# Start of Task input

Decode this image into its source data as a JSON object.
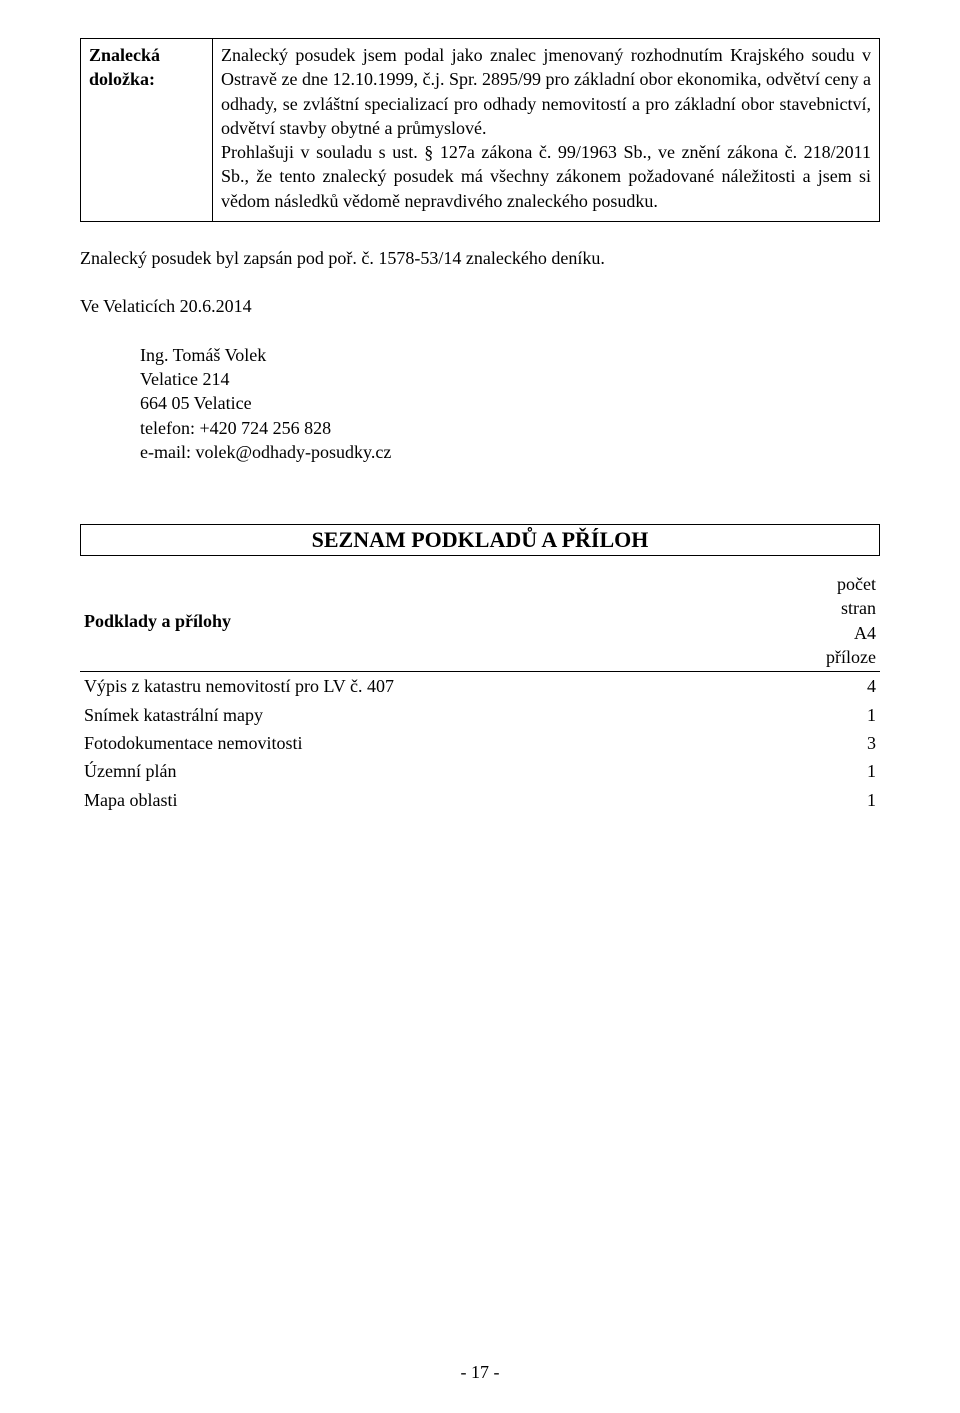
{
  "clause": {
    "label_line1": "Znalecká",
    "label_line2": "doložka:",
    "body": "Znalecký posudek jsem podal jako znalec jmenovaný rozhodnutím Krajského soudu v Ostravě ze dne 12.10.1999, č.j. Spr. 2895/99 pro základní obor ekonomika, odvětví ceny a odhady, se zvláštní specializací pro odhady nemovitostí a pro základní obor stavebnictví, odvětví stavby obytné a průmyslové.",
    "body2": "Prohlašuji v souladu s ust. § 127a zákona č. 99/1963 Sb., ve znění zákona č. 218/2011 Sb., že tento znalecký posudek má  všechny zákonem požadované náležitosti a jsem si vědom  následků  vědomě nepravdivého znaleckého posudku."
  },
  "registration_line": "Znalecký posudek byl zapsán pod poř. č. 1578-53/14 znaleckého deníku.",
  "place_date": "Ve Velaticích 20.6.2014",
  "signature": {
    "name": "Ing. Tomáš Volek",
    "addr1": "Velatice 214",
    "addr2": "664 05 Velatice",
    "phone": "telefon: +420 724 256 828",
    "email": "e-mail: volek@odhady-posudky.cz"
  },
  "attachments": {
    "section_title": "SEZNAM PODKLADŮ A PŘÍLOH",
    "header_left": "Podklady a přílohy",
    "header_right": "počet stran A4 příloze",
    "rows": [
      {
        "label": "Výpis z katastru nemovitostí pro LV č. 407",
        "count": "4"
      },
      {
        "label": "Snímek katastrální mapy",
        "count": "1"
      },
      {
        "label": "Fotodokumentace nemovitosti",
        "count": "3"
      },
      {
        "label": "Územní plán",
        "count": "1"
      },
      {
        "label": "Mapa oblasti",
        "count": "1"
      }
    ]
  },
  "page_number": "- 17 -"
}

# End of Task input

Exercise objective — Skipping the pictures, transcribe each line above exactly as it appears.

Result of the task —
Decode this image into its source data as a JSON object.
{
  "clause": {
    "label_line1": "Znalecká",
    "label_line2": "doložka:",
    "body": "Znalecký posudek jsem podal jako znalec jmenovaný rozhodnutím Krajského soudu v Ostravě ze dne 12.10.1999, č.j. Spr. 2895/99 pro základní obor ekonomika, odvětví ceny a odhady, se zvláštní specializací pro odhady nemovitostí a pro základní obor stavebnictví, odvětví stavby obytné a průmyslové.",
    "body2": "Prohlašuji v souladu s ust. § 127a zákona č. 99/1963 Sb., ve znění zákona č. 218/2011 Sb., že tento znalecký posudek má  všechny zákonem požadované náležitosti a jsem si vědom  následků  vědomě nepravdivého znaleckého posudku."
  },
  "registration_line": "Znalecký posudek byl zapsán pod poř. č. 1578-53/14 znaleckého deníku.",
  "place_date": "Ve Velaticích 20.6.2014",
  "signature": {
    "name": "Ing. Tomáš Volek",
    "addr1": "Velatice 214",
    "addr2": "664 05 Velatice",
    "phone": "telefon: +420 724 256 828",
    "email": "e-mail: volek@odhady-posudky.cz"
  },
  "attachments": {
    "section_title": "SEZNAM PODKLADŮ A PŘÍLOH",
    "header_left": "Podklady a přílohy",
    "header_right": "počet stran A4 příloze",
    "rows": [
      {
        "label": "Výpis z katastru nemovitostí pro LV č. 407",
        "count": "4"
      },
      {
        "label": "Snímek katastrální mapy",
        "count": "1"
      },
      {
        "label": "Fotodokumentace nemovitosti",
        "count": "3"
      },
      {
        "label": "Územní plán",
        "count": "1"
      },
      {
        "label": "Mapa oblasti",
        "count": "1"
      }
    ]
  },
  "page_number": "- 17 -"
}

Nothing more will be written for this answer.